[Items from a data source]
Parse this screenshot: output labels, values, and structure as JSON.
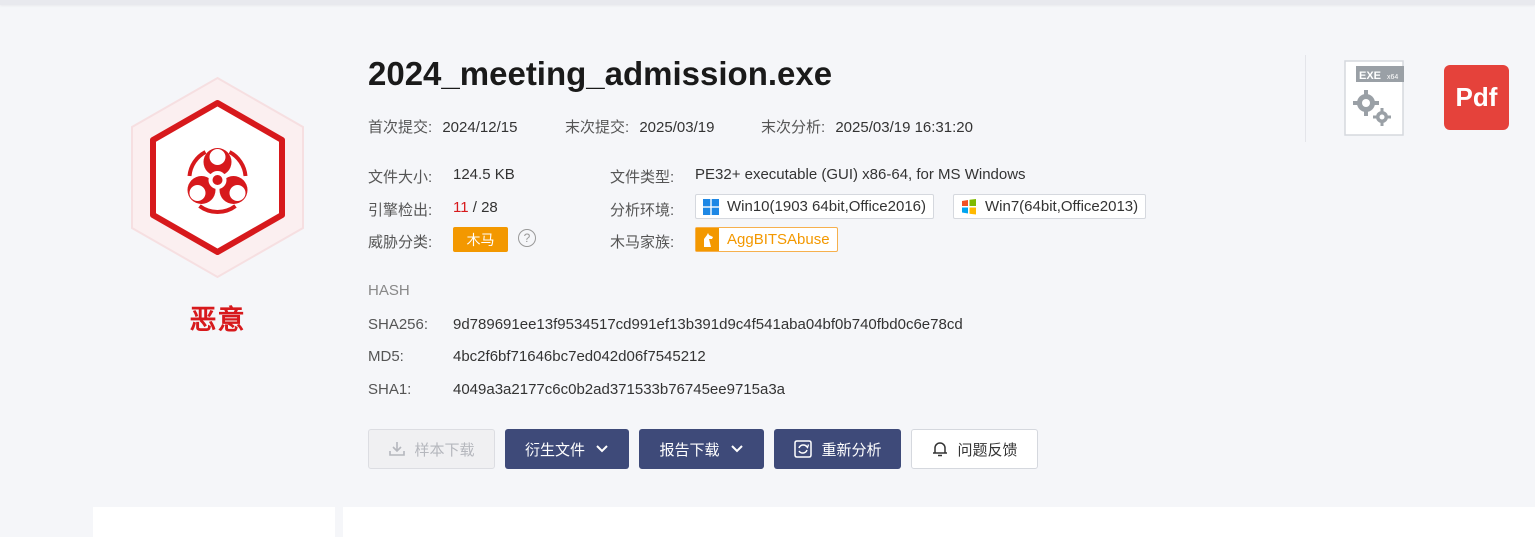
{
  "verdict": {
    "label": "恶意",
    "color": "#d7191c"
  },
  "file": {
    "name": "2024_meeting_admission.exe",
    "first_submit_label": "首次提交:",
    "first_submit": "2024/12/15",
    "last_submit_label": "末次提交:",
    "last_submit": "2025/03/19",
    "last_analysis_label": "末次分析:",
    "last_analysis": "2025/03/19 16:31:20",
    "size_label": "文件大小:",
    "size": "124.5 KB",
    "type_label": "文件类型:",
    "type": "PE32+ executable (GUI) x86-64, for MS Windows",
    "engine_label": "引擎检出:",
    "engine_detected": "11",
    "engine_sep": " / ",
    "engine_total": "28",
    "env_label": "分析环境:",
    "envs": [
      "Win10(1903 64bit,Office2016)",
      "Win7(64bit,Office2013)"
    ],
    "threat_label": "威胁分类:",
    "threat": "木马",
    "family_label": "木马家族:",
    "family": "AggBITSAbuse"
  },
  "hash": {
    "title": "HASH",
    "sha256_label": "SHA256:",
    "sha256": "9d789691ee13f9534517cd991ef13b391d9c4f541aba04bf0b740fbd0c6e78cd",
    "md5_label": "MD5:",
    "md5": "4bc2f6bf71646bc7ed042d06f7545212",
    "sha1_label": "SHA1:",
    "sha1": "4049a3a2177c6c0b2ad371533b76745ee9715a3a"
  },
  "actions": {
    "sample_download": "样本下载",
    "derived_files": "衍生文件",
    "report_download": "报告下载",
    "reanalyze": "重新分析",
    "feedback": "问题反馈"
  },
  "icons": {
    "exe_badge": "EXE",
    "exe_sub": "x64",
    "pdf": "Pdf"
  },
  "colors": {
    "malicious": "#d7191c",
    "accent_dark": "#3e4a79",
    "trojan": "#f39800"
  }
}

DESCRIPTION OF THE TASK: Give an exact copy of the material, leaving out every picture.

TASK RESULT:
Parse this screenshot: output labels, values, and structure as JSON.
{
  "verdict": {
    "label": "恶意",
    "color": "#d7191c"
  },
  "file": {
    "name": "2024_meeting_admission.exe",
    "first_submit_label": "首次提交:",
    "first_submit": "2024/12/15",
    "last_submit_label": "末次提交:",
    "last_submit": "2025/03/19",
    "last_analysis_label": "末次分析:",
    "last_analysis": "2025/03/19 16:31:20",
    "size_label": "文件大小:",
    "size": "124.5 KB",
    "type_label": "文件类型:",
    "type": "PE32+ executable (GUI) x86-64, for MS Windows",
    "engine_label": "引擎检出:",
    "engine_detected": "11",
    "engine_sep": " / ",
    "engine_total": "28",
    "env_label": "分析环境:",
    "envs": [
      "Win10(1903 64bit,Office2016)",
      "Win7(64bit,Office2013)"
    ],
    "threat_label": "威胁分类:",
    "threat": "木马",
    "family_label": "木马家族:",
    "family": "AggBITSAbuse"
  },
  "hash": {
    "title": "HASH",
    "sha256_label": "SHA256:",
    "sha256": "9d789691ee13f9534517cd991ef13b391d9c4f541aba04bf0b740fbd0c6e78cd",
    "md5_label": "MD5:",
    "md5": "4bc2f6bf71646bc7ed042d06f7545212",
    "sha1_label": "SHA1:",
    "sha1": "4049a3a2177c6c0b2ad371533b76745ee9715a3a"
  },
  "actions": {
    "sample_download": "样本下载",
    "derived_files": "衍生文件",
    "report_download": "报告下载",
    "reanalyze": "重新分析",
    "feedback": "问题反馈"
  },
  "icons": {
    "exe_badge": "EXE",
    "exe_sub": "x64",
    "pdf": "Pdf"
  },
  "colors": {
    "malicious": "#d7191c",
    "accent_dark": "#3e4a79",
    "trojan": "#f39800"
  }
}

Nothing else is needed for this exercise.